## What you need to do
Pick every line with "Modes" from the material below.

## Available data
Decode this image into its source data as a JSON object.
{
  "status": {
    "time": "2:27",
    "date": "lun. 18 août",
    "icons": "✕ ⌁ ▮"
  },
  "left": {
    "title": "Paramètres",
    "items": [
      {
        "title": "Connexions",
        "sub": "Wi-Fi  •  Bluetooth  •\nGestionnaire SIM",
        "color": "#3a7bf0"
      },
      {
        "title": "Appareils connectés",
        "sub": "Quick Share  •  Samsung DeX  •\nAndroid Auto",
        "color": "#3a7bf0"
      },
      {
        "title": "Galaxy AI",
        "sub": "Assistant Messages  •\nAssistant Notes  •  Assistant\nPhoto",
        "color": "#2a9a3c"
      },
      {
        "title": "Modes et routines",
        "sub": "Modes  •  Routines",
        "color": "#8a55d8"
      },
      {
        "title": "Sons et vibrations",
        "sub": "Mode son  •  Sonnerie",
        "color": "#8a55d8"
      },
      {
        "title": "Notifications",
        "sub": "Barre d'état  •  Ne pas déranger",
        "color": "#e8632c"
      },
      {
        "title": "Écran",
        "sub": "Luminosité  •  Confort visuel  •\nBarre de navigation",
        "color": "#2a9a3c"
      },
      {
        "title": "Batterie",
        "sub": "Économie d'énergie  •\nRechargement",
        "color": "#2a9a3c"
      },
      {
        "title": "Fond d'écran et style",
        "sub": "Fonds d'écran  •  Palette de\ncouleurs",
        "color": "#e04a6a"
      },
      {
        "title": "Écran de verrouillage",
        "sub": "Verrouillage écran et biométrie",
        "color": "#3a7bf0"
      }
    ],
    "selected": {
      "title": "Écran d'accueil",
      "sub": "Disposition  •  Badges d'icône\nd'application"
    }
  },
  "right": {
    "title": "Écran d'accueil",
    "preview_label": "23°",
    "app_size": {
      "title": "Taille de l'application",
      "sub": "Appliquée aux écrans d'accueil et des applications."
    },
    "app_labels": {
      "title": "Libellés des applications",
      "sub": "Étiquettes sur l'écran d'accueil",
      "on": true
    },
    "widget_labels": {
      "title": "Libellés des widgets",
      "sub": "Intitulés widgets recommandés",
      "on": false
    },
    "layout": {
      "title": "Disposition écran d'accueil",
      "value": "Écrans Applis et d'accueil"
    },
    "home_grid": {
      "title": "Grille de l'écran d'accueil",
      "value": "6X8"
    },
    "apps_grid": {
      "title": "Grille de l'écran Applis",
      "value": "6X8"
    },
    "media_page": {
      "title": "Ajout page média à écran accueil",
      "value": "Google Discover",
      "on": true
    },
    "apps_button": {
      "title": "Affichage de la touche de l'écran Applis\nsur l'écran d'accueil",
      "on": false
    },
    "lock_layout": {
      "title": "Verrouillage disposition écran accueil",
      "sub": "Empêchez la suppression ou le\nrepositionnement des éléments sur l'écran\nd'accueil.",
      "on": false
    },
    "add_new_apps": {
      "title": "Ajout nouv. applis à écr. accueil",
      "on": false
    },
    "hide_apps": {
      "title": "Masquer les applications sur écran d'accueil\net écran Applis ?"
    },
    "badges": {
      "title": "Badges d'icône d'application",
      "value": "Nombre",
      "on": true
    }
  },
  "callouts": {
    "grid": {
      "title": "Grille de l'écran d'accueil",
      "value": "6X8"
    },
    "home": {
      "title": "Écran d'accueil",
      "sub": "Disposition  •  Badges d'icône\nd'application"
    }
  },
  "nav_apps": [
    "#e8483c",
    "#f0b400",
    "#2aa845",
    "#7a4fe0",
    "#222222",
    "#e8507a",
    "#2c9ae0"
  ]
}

## Written reply
        "title": "Modes et routines",
        "sub": "Modes  •  Routines",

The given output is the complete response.